──────── Provided data

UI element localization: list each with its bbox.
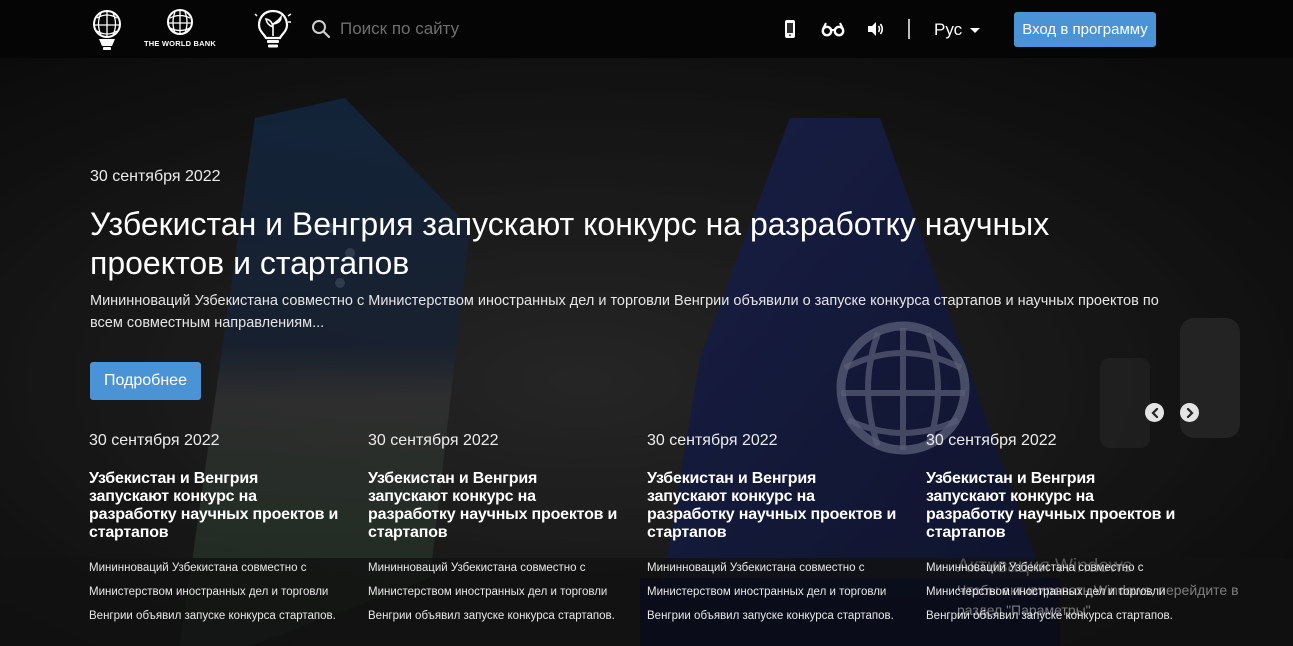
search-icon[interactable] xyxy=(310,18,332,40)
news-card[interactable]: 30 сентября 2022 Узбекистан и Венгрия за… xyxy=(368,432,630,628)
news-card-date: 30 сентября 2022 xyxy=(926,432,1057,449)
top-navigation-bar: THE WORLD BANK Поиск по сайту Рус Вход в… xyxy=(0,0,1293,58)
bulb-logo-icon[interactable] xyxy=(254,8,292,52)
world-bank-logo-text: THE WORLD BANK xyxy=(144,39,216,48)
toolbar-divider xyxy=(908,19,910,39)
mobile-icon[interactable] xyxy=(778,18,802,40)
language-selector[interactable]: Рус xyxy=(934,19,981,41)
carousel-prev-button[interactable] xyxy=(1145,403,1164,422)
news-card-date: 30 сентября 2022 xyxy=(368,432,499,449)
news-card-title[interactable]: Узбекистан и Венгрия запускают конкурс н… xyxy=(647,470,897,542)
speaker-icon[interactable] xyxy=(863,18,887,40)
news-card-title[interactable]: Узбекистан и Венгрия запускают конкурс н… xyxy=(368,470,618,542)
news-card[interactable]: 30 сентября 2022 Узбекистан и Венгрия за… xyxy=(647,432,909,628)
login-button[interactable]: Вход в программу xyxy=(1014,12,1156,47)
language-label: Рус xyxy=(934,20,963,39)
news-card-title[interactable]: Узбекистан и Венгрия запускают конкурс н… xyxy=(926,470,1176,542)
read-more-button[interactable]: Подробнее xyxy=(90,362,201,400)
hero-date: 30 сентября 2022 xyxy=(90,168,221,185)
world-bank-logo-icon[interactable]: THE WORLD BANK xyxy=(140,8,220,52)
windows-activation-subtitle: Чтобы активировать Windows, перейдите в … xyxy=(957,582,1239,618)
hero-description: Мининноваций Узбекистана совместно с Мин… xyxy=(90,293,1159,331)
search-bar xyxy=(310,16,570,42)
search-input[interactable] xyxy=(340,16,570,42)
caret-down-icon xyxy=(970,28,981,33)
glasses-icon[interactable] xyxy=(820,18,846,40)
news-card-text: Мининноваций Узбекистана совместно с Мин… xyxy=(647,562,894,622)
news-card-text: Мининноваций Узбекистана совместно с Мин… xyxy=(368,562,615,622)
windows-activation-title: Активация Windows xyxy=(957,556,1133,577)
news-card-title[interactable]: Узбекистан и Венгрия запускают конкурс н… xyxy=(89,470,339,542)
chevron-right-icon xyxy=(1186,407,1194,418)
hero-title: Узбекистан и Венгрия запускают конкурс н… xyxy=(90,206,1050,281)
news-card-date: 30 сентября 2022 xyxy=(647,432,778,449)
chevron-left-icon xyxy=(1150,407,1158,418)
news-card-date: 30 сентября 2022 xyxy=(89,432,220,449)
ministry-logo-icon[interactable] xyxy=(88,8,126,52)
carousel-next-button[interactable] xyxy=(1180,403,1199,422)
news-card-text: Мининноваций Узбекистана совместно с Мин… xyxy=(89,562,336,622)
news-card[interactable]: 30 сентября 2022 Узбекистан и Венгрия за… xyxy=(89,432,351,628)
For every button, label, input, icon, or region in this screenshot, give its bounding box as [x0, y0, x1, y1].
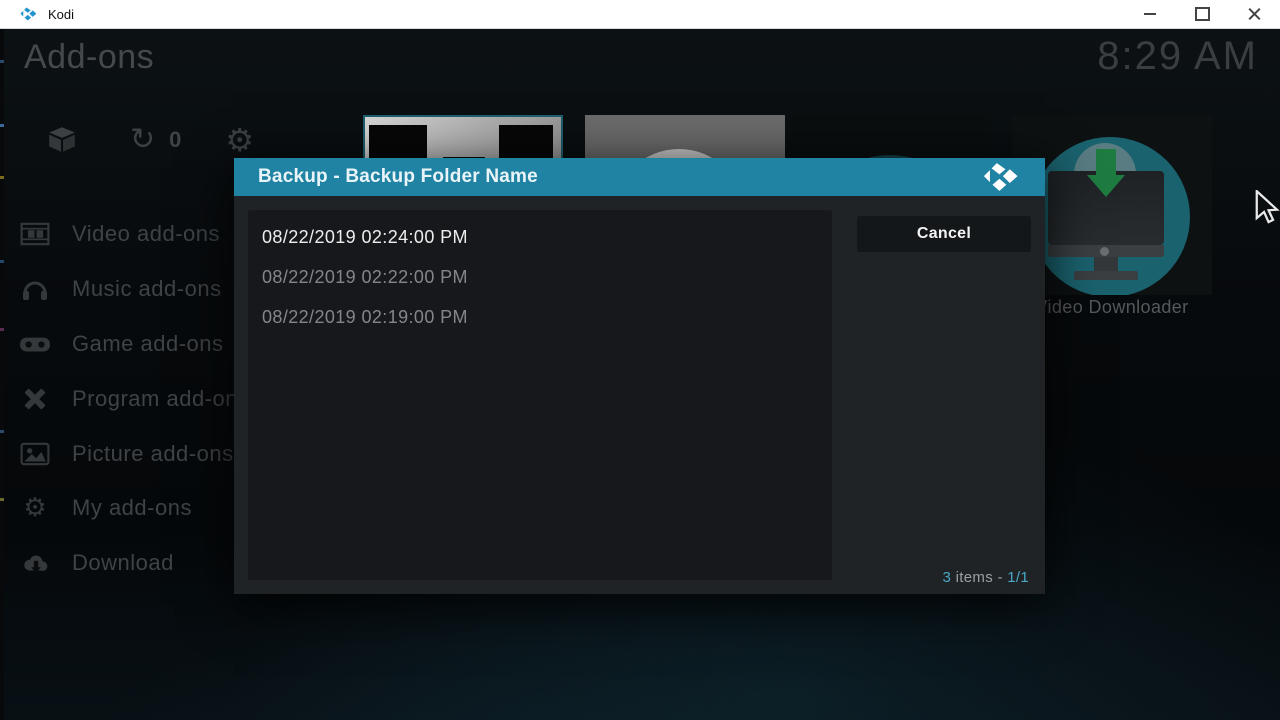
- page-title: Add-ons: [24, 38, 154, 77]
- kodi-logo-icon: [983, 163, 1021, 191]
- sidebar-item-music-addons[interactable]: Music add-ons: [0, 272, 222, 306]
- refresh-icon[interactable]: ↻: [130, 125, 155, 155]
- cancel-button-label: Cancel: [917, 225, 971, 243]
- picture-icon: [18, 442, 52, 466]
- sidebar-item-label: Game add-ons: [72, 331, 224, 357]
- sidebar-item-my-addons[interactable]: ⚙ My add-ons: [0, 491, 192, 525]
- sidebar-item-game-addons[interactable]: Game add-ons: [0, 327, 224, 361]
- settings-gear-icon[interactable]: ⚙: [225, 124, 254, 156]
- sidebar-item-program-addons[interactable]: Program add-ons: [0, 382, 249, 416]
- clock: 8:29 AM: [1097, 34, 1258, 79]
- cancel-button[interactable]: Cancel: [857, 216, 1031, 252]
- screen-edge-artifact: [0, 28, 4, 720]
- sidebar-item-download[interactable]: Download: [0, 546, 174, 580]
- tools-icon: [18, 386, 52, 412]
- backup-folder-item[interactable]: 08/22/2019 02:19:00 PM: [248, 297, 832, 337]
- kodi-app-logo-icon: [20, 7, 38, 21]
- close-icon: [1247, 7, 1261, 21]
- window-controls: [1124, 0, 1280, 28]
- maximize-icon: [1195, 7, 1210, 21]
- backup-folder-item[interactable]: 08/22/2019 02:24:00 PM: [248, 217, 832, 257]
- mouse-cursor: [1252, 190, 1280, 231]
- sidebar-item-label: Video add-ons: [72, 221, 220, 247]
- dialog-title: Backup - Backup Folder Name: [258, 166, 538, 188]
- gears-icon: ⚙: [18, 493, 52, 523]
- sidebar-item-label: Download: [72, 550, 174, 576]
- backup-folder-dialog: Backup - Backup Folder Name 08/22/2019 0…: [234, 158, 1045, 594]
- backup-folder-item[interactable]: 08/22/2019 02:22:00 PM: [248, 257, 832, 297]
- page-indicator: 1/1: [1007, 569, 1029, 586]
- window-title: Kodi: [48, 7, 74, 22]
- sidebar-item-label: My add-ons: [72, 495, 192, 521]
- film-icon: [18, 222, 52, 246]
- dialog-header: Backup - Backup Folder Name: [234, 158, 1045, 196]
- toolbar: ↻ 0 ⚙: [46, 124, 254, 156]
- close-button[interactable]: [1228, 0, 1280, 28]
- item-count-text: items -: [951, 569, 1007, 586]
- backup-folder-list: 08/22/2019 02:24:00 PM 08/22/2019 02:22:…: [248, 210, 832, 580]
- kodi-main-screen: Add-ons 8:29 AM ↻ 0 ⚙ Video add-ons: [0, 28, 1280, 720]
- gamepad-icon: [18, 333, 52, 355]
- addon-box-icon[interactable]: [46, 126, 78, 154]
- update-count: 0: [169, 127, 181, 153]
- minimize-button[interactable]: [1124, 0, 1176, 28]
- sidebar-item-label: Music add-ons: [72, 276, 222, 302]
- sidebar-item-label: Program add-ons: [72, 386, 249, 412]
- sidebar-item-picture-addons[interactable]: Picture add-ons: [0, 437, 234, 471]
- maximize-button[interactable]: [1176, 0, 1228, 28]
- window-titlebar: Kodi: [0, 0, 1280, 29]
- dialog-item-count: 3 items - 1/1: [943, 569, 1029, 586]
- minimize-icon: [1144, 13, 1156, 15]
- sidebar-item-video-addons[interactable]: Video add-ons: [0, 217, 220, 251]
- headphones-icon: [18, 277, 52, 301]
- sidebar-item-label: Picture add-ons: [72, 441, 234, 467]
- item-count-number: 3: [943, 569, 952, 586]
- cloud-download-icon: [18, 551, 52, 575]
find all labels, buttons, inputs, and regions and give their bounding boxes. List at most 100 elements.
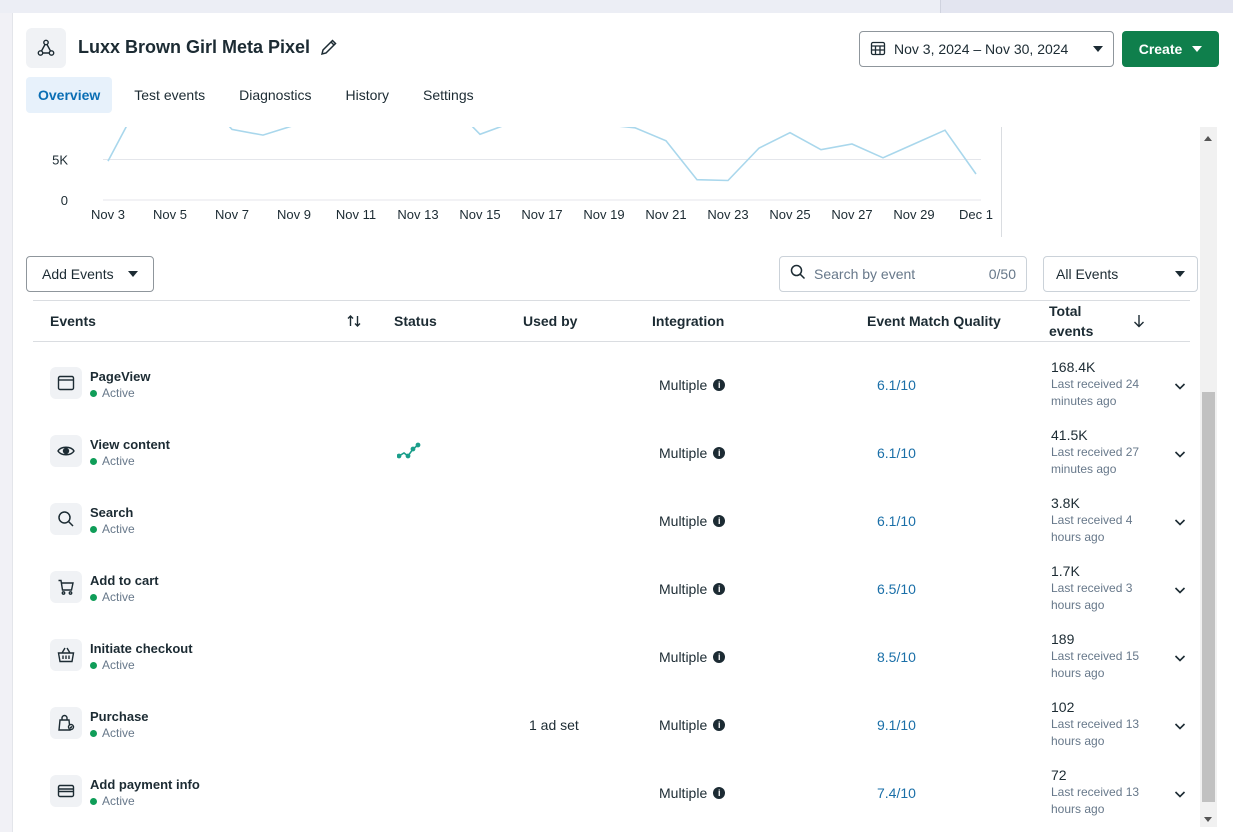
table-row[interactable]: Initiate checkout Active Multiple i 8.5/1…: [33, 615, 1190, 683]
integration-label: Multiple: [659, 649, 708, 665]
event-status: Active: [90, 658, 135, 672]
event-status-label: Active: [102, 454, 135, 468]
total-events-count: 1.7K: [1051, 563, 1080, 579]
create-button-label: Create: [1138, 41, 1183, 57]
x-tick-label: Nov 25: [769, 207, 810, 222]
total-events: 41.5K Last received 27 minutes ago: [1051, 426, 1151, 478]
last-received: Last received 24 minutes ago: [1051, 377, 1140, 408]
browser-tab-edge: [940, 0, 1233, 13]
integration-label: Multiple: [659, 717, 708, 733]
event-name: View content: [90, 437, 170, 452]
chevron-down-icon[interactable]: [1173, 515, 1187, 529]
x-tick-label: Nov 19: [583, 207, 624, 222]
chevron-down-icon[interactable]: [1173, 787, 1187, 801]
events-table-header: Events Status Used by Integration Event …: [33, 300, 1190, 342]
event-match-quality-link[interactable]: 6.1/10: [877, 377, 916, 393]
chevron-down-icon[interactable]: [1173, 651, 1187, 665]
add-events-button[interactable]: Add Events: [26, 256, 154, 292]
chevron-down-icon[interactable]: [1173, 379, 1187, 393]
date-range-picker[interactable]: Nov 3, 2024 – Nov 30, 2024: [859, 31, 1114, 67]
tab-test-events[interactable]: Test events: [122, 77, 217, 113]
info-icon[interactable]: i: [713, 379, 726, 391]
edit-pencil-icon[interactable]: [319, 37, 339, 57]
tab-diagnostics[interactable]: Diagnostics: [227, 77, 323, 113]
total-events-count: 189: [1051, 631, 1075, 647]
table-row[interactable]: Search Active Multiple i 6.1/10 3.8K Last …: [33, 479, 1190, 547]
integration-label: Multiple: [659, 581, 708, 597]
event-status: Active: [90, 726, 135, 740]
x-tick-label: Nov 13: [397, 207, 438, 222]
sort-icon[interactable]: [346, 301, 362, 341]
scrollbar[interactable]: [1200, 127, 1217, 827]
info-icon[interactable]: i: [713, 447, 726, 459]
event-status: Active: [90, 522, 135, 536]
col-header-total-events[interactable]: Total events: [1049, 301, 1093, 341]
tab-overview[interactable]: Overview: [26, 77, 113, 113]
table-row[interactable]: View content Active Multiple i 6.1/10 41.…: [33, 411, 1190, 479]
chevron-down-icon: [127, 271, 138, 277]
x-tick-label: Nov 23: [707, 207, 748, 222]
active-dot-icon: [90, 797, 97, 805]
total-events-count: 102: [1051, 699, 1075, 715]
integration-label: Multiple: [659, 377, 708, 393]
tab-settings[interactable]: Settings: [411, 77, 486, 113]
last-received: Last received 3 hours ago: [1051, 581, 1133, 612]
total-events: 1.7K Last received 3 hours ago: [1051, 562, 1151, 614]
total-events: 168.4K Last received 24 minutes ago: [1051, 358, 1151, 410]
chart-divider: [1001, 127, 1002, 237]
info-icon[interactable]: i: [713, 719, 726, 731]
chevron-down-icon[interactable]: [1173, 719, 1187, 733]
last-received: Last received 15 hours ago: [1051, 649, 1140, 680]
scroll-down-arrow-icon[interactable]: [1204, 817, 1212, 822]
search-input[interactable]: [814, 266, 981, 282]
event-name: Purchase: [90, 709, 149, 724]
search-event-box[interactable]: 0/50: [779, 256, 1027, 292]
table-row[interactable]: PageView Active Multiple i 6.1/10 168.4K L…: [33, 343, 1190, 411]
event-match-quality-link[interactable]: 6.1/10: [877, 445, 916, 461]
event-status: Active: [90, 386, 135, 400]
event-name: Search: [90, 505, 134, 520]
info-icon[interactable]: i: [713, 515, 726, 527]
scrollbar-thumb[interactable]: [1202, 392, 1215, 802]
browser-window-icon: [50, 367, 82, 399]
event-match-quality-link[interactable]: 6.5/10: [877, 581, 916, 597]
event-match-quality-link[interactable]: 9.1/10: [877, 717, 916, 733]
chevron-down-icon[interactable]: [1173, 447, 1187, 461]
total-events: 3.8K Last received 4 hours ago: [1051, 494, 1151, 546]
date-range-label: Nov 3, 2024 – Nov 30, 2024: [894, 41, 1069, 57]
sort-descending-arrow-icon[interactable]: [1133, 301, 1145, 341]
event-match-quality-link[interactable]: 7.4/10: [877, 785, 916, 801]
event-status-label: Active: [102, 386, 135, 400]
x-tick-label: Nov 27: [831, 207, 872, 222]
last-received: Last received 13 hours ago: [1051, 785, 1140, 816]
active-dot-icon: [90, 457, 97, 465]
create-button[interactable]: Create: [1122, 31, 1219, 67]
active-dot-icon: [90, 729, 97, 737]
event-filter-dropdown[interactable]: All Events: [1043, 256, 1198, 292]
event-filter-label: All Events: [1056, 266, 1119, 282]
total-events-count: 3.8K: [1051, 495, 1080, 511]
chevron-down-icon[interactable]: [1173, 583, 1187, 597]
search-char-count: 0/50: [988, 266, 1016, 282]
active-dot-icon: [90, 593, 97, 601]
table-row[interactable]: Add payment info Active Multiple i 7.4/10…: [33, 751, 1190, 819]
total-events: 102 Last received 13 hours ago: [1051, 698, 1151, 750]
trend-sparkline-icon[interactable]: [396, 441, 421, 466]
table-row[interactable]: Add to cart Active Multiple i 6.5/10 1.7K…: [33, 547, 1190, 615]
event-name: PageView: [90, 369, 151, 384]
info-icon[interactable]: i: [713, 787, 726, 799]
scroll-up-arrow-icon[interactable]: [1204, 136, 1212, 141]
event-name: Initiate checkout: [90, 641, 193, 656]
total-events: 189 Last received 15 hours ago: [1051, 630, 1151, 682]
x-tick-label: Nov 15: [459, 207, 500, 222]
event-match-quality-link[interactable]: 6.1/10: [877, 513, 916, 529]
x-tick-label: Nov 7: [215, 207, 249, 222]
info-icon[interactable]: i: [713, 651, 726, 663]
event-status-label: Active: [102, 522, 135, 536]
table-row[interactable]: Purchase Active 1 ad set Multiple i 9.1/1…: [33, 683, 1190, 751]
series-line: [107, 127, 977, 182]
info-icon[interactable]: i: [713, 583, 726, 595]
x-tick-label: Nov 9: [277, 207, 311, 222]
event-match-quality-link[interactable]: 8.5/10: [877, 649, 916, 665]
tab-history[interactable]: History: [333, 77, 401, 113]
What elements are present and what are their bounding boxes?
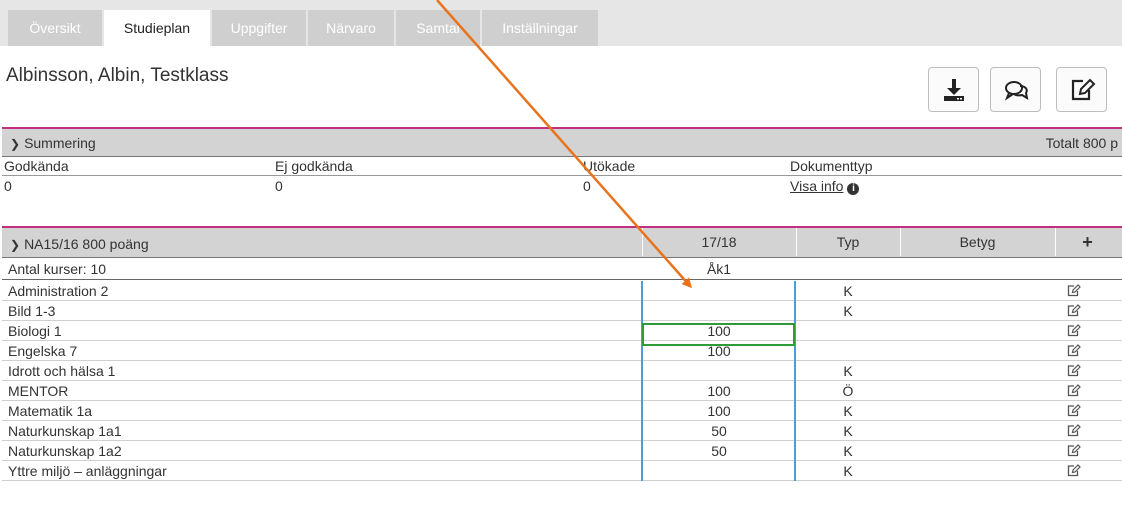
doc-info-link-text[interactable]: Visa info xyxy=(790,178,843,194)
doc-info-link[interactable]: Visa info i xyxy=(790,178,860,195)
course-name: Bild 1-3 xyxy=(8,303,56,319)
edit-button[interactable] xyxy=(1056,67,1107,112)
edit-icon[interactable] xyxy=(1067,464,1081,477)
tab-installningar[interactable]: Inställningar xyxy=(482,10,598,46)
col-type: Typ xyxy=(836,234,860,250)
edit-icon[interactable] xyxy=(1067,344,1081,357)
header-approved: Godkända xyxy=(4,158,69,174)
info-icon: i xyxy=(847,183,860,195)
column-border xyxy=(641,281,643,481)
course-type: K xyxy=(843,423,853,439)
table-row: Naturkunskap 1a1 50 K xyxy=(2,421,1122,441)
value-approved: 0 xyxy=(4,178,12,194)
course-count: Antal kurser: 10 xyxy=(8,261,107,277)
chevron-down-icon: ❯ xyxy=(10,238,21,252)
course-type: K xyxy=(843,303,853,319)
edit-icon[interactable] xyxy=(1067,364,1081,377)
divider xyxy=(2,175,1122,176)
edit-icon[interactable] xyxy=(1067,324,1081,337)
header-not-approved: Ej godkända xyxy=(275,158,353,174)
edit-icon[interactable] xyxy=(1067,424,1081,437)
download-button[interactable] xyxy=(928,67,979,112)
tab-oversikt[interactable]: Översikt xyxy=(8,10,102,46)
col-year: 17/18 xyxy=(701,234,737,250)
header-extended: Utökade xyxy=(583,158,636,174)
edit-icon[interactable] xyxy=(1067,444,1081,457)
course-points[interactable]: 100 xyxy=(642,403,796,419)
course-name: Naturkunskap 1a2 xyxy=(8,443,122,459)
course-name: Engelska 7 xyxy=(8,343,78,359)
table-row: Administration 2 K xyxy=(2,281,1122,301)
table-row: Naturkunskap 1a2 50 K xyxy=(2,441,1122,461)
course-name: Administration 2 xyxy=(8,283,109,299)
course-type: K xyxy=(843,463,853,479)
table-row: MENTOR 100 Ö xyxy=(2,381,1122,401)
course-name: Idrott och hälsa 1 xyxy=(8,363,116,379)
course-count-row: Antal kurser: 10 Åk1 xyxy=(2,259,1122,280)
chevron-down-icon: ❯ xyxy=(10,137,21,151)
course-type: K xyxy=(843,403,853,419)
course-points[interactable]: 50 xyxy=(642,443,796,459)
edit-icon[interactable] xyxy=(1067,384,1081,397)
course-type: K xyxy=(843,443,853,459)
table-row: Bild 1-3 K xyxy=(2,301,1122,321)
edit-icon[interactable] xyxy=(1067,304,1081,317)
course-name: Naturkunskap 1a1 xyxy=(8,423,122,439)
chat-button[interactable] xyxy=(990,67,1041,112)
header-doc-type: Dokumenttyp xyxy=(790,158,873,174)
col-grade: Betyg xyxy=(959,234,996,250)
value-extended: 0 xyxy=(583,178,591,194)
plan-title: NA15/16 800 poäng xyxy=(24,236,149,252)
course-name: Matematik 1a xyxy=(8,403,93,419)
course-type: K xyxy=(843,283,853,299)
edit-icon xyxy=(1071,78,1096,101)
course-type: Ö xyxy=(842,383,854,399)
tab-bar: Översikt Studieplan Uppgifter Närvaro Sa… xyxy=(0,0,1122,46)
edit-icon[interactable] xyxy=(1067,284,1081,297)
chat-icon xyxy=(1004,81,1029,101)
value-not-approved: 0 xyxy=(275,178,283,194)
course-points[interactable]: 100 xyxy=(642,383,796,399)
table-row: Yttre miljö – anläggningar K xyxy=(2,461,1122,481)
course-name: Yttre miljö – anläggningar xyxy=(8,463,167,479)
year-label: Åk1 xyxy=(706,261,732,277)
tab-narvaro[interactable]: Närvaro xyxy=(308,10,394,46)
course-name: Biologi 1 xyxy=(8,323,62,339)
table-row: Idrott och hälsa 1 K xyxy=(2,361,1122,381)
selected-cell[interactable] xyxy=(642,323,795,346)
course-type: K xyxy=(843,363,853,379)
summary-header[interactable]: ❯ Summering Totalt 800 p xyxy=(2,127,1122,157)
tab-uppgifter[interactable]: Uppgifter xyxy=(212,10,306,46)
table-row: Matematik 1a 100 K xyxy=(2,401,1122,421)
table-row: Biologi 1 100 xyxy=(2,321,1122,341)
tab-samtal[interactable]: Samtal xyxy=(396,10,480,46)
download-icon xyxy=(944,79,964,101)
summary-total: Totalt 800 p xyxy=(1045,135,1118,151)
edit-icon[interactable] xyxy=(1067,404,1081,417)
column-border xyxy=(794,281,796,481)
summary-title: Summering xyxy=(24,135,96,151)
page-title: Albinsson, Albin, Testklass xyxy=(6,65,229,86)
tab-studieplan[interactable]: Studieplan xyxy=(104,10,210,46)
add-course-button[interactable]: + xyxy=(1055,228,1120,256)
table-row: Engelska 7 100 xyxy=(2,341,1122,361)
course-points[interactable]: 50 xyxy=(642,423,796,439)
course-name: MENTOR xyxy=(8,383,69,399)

────────────────

▸ Objective:
Render the material from the line with "search-icon[interactable] xyxy=(310,18,332,40)" up to and including the line with "world-bank-logo-text: THE WORLD" as a JSON list of strings, one string per line, leaving out any blank lines.

▸ Solution to the exercise:
[
  "search-icon[interactable] xyxy=(310,18,332,40)",
  "news-card[interactable]: 30 сентября 2022 Узбекистан и Венгрия за… xyxy=(368,432,630,628)",
  "news-card-date: 30 сентября 2022 xyxy=(926,432,1057,449)",
  "top-navigation-bar: THE WORLD BANK Поиск по сайту Рус Вход в… xyxy=(0,0,1293,58)",
  "bulb-logo-icon[interactable] xyxy=(254,8,292,52)",
  "world-bank-logo-text: THE WORLD BANK xyxy=(144,39,216,48)"
]